▶ TO DO
Write out the records word for word, with no pictures.

======

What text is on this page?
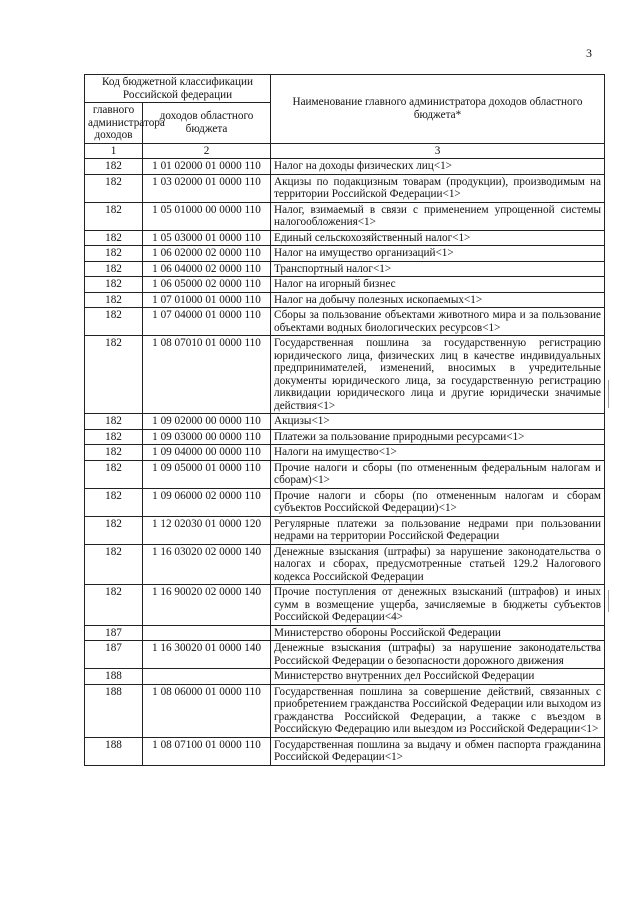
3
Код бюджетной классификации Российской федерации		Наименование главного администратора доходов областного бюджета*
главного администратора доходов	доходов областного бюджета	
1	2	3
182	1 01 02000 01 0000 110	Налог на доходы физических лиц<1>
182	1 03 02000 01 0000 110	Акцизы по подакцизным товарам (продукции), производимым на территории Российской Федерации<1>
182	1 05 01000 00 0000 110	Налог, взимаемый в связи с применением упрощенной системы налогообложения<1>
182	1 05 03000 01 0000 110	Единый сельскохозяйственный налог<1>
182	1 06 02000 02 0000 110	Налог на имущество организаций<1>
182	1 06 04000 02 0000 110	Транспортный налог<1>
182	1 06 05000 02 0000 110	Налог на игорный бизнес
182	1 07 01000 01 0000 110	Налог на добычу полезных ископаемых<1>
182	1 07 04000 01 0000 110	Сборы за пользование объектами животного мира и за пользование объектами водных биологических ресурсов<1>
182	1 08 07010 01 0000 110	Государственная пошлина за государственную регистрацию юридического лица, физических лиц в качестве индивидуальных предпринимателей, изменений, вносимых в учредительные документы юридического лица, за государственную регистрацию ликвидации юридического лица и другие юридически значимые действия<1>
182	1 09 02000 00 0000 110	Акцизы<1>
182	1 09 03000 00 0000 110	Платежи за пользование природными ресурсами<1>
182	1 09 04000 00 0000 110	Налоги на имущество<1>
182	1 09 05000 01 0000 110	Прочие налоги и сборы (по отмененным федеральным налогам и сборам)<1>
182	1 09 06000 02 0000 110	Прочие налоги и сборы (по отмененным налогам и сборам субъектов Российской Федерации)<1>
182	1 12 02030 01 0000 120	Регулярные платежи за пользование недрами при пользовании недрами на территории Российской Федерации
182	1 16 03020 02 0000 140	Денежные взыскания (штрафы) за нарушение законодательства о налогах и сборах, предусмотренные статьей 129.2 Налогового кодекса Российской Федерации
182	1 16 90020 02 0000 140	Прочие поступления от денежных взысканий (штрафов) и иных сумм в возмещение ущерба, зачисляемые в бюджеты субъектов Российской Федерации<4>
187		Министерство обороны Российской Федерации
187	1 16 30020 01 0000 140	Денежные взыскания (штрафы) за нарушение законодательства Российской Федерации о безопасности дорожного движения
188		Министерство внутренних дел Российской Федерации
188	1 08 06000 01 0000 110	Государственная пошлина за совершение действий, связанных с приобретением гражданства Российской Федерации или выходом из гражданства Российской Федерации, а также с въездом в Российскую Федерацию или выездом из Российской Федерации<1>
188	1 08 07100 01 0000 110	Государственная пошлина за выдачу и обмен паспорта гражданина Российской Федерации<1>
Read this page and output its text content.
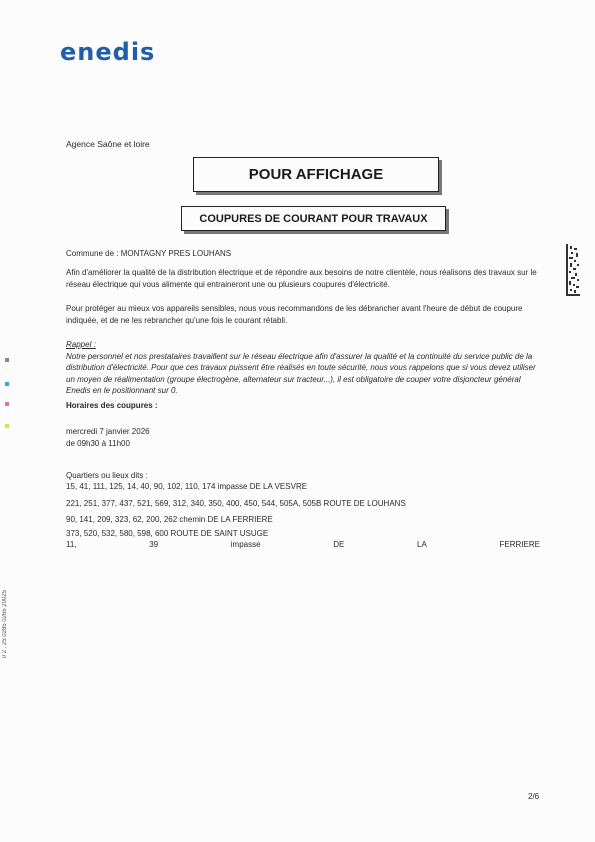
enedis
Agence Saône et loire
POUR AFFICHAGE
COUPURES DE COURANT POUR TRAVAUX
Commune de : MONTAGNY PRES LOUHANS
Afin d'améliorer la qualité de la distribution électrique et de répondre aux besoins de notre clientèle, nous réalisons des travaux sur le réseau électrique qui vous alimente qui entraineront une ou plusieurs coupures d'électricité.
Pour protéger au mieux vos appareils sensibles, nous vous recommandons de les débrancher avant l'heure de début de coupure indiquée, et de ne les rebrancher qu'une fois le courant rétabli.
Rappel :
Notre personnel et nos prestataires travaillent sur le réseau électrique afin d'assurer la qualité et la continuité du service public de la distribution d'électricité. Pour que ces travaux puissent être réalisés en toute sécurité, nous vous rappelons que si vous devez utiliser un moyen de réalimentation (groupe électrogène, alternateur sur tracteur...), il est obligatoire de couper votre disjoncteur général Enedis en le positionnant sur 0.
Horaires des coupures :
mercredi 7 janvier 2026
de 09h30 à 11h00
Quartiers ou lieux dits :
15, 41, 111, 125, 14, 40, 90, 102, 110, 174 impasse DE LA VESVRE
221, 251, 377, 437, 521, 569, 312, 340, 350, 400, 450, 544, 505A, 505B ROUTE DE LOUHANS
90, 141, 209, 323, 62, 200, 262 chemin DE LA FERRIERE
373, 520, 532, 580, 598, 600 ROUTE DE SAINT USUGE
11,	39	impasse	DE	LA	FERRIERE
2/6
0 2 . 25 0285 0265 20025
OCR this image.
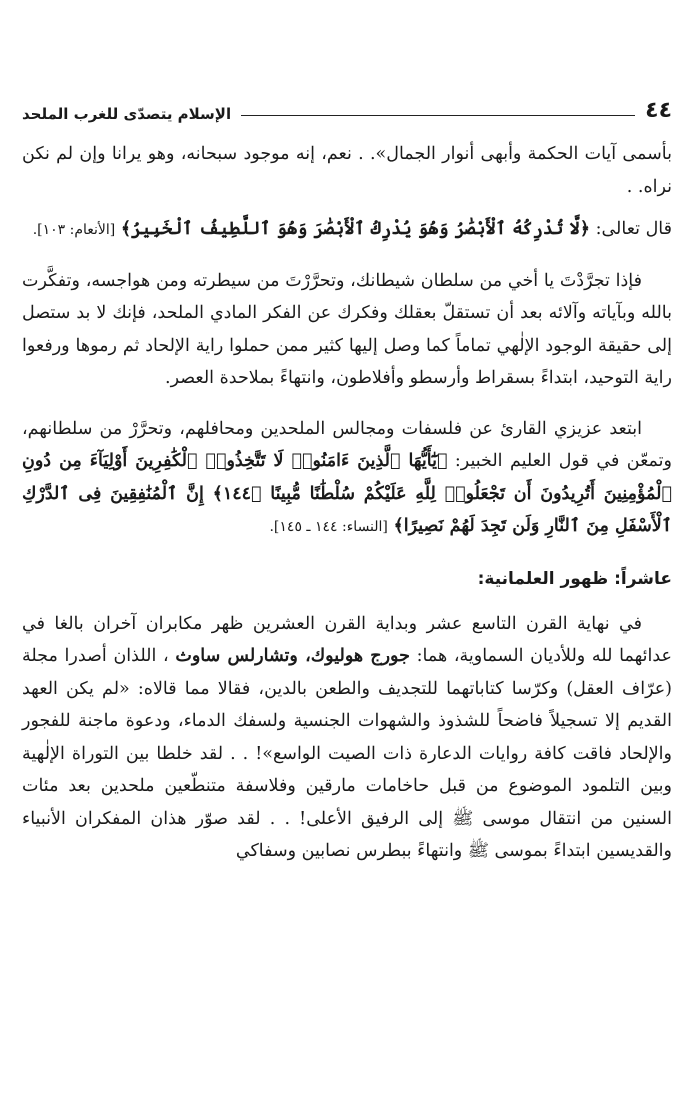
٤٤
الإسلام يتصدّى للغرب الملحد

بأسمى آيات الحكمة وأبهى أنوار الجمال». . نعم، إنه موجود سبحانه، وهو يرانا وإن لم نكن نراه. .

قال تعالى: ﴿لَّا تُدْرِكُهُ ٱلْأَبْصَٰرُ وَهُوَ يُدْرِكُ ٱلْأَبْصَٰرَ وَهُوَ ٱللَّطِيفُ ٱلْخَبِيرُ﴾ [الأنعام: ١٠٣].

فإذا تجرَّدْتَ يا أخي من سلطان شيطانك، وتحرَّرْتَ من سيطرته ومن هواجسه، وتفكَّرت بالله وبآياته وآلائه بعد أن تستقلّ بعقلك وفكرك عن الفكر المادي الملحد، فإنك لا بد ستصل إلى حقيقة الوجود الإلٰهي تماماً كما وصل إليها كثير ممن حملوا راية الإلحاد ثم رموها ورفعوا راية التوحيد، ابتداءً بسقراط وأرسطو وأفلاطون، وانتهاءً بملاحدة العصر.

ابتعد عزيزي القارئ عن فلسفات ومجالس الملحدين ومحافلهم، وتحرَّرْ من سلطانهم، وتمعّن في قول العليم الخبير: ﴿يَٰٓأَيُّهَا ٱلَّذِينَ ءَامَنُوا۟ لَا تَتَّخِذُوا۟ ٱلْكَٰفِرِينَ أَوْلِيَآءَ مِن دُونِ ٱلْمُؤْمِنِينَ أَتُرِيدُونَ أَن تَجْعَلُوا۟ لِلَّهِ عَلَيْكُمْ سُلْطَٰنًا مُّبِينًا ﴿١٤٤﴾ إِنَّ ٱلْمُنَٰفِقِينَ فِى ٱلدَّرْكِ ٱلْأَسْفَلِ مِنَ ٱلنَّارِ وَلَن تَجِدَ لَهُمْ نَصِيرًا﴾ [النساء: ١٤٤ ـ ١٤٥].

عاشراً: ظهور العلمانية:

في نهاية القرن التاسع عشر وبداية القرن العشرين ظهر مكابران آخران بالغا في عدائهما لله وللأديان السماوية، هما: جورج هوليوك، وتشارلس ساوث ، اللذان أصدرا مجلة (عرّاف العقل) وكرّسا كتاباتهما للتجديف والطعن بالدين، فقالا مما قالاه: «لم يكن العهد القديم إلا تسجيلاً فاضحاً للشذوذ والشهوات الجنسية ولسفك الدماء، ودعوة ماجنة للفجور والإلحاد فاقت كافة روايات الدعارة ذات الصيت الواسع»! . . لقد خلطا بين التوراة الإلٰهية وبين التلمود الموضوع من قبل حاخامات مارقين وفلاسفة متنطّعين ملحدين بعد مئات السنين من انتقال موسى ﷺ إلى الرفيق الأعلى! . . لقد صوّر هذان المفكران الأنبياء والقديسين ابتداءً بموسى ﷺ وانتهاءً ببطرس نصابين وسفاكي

======

▶ SOLUTION TO THE PROBLEM
What text is on this page?
3
Код бюджетной классификации Российской федерации		Наименование главного администратора доходов областного бюджета*
главного администратора доходов	доходов областного бюджета	
1	2	3
182	1 01 02000 01 0000 110	Налог на доходы физических лиц<1>
182	1 03 02000 01 0000 110	Акцизы по подакцизным товарам (продукции), производимым на территории Российской Федерации<1>
182	1 05 01000 00 0000 110	Налог, взимаемый в связи с применением упрощенной системы налогообложения<1>
182	1 05 03000 01 0000 110	Единый сельскохозяйственный налог<1>
182	1 06 02000 02 0000 110	Налог на имущество организаций<1>
182	1 06 04000 02 0000 110	Транспортный налог<1>
182	1 06 05000 02 0000 110	Налог на игорный бизнес
182	1 07 01000 01 0000 110	Налог на добычу полезных ископаемых<1>
182	1 07 04000 01 0000 110	Сборы за пользование объектами животного мира и за пользование объектами водных биологических ресурсов<1>
182	1 08 07010 01 0000 110	Государственная пошлина за государственную регистрацию юридического лица, физических лиц в качестве индивидуальных предпринимателей, изменений, вносимых в учредительные документы юридического лица, за государственную регистрацию ликвидации юридического лица и другие юридически значимые действия<1>
182	1 09 02000 00 0000 110	Акцизы<1>
182	1 09 03000 00 0000 110	Платежи за пользование природными ресурсами<1>
182	1 09 04000 00 0000 110	Налоги на имущество<1>
182	1 09 05000 01 0000 110	Прочие налоги и сборы (по отмененным федеральным налогам и сборам)<1>
182	1 09 06000 02 0000 110	Прочие налоги и сборы (по отмененным налогам и сборам субъектов Российской Федерации)<1>
182	1 12 02030 01 0000 120	Регулярные платежи за пользование недрами при пользовании недрами на территории Российской Федерации
182	1 16 03020 02 0000 140	Денежные взыскания (штрафы) за нарушение законодательства о налогах и сборах, предусмотренные статьей 129.2 Налогового кодекса Российской Федерации
182	1 16 90020 02 0000 140	Прочие поступления от денежных взысканий (штрафов) и иных сумм в возмещение ущерба, зачисляемые в бюджеты субъектов Российской Федерации<4>
187		Министерство обороны Российской Федерации
187	1 16 30020 01 0000 140	Денежные взыскания (штрафы) за нарушение законодательства Российской Федерации о безопасности дорожного движения
188		Министерство внутренних дел Российской Федерации
188	1 08 06000 01 0000 110	Государственная пошлина за совершение действий, связанных с приобретением гражданства Российской Федерации или выходом из гражданства Российской Федерации, а также с въездом в Российскую Федерацию или выездом из Российской Федерации<1>
188	1 08 07100 01 0000 110	Государственная пошлина за выдачу и обмен паспорта гражданина Российской Федерации<1>
Read this page and output its text content.
enedis
Agence Saône et loire
POUR AFFICHAGE
COUPURES DE COURANT POUR TRAVAUX
Commune de : MONTAGNY PRES LOUHANS
Afin d'améliorer la qualité de la distribution électrique et de répondre aux besoins de notre clientèle, nous réalisons des travaux sur le réseau électrique qui vous alimente qui entraineront une ou plusieurs coupures d'électricité.
Pour protéger au mieux vos appareils sensibles, nous vous recommandons de les débrancher avant l'heure de début de coupure indiquée, et de ne les rebrancher qu'une fois le courant rétabli.
Rappel :
Notre personnel et nos prestataires travaillent sur le réseau électrique afin d'assurer la qualité et la continuité du service public de la distribution d'électricité. Pour que ces travaux puissent être réalisés en toute sécurité, nous vous rappelons que si vous devez utiliser un moyen de réalimentation (groupe électrogène, alternateur sur tracteur...), il est obligatoire de couper votre disjoncteur général Enedis en le positionnant sur 0.
Horaires des coupures :
mercredi 7 janvier 2026
de 09h30 à 11h00
Quartiers ou lieux dits :
15, 41, 111, 125, 14, 40, 90, 102, 110, 174 impasse DE LA VESVRE
221, 251, 377, 437, 521, 569, 312, 340, 350, 400, 450, 544, 505A, 505B ROUTE DE LOUHANS
90, 141, 209, 323, 62, 200, 262 chemin DE LA FERRIERE
373, 520, 532, 580, 598, 600 ROUTE DE SAINT USUGE
11,	39	impasse	DE	LA	FERRIERE
2/6
0 2 . 25 0285 0265 20025
OCR this image.
٤٤
الإسلام يتصدّى للغرب الملحد

بأسمى آيات الحكمة وأبهى أنوار الجمال». . نعم، إنه موجود سبحانه، وهو يرانا وإن لم نكن نراه. .

قال تعالى: ﴿لَّا تُدْرِكُهُ ٱلْأَبْصَٰرُ وَهُوَ يُدْرِكُ ٱلْأَبْصَٰرَ وَهُوَ ٱللَّطِيفُ ٱلْخَبِيرُ﴾ [الأنعام: ١٠٣].

فإذا تجرَّدْتَ يا أخي من سلطان شيطانك، وتحرَّرْتَ من سيطرته ومن هواجسه، وتفكَّرت بالله وبآياته وآلائه بعد أن تستقلّ بعقلك وفكرك عن الفكر المادي الملحد، فإنك لا بد ستصل إلى حقيقة الوجود الإلٰهي تماماً كما وصل إليها كثير ممن حملوا راية الإلحاد ثم رموها ورفعوا راية التوحيد، ابتداءً بسقراط وأرسطو وأفلاطون، وانتهاءً بملاحدة العصر.

ابتعد عزيزي القارئ عن فلسفات ومجالس الملحدين ومحافلهم، وتحرَّرْ من سلطانهم، وتمعّن في قول العليم الخبير: ﴿يَٰٓأَيُّهَا ٱلَّذِينَ ءَامَنُوا۟ لَا تَتَّخِذُوا۟ ٱلْكَٰفِرِينَ أَوْلِيَآءَ مِن دُونِ ٱلْمُؤْمِنِينَ أَتُرِيدُونَ أَن تَجْعَلُوا۟ لِلَّهِ عَلَيْكُمْ سُلْطَٰنًا مُّبِينًا ﴿١٤٤﴾ إِنَّ ٱلْمُنَٰفِقِينَ فِى ٱلدَّرْكِ ٱلْأَسْفَلِ مِنَ ٱلنَّارِ وَلَن تَجِدَ لَهُمْ نَصِيرًا﴾ [النساء: ١٤٤ ـ ١٤٥].

عاشراً: ظهور العلمانية:

في نهاية القرن التاسع عشر وبداية القرن العشرين ظهر مكابران آخران بالغا في عدائهما لله وللأديان السماوية، هما: جورج هوليوك، وتشارلس ساوث ، اللذان أصدرا مجلة (عرّاف العقل) وكرّسا كتاباتهما للتجديف والطعن بالدين، فقالا مما قالاه: «لم يكن العهد القديم إلا تسجيلاً فاضحاً للشذوذ والشهوات الجنسية ولسفك الدماء، ودعوة ماجنة للفجور والإلحاد فاقت كافة روايات الدعارة ذات الصيت الواسع»! . . لقد خلطا بين التوراة الإلٰهية وبين التلمود الموضوع من قبل حاخامات مارقين وفلاسفة متنطّعين ملحدين بعد مئات السنين من انتقال موسى ﷺ إلى الرفيق الأعلى! . . لقد صوّر هذان المفكران الأنبياء والقديسين ابتداءً بموسى ﷺ وانتهاءً ببطرس نصابين وسفاكي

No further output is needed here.